Exclude any images and output the remaining records exactly.

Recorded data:
= = = = = = =

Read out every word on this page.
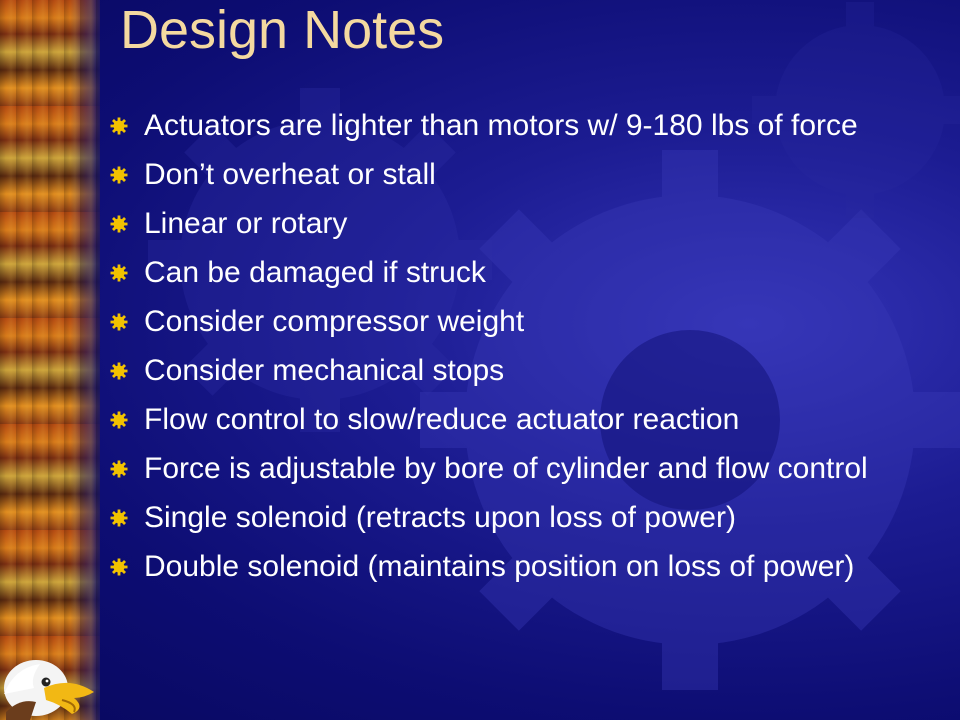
Design Notes
Actuators are lighter than motors w/ 9-180 lbs of force
Don’t overheat or stall
Linear or rotary
Can be damaged if struck
Consider compressor weight
Consider mechanical stops
Flow control to slow/reduce actuator reaction
Force is adjustable by bore of cylinder and flow control
Single solenoid (retracts upon loss of power)
Double solenoid (maintains position on loss of power)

= = = = = = =

## Task answer
Read out every word on this page.
Design Notes
Actuators are lighter than motors w/ 9-180 lbs of force
Don’t overheat or stall
Linear or rotary
Can be damaged if struck
Consider compressor weight
Consider mechanical stops
Flow control to slow/reduce actuator reaction
Force is adjustable by bore of cylinder and flow control
Single solenoid (retracts upon loss of power)
Double solenoid (maintains position on loss of power)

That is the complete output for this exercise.